[Chart and figure data]
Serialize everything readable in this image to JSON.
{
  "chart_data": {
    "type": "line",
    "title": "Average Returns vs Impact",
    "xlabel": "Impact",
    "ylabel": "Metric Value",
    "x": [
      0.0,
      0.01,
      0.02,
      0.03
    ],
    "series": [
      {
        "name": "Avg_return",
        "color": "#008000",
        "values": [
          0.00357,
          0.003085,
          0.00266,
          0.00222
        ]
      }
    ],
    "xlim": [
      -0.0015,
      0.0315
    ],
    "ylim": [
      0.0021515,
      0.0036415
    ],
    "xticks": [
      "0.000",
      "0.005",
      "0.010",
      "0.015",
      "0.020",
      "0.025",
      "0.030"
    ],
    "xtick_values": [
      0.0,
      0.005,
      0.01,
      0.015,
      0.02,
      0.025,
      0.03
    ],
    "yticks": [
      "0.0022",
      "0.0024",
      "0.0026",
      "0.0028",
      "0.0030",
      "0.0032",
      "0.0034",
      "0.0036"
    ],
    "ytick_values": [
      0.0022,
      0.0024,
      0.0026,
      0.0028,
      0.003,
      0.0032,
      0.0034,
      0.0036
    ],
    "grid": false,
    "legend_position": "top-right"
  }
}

SHORT TASK: Show every line from the entries above in which "Impact" appears.

SOLUTION FOR THIS PROBLEM:
    "title": "Average Returns vs Impact",
    "xlabel": "Impact",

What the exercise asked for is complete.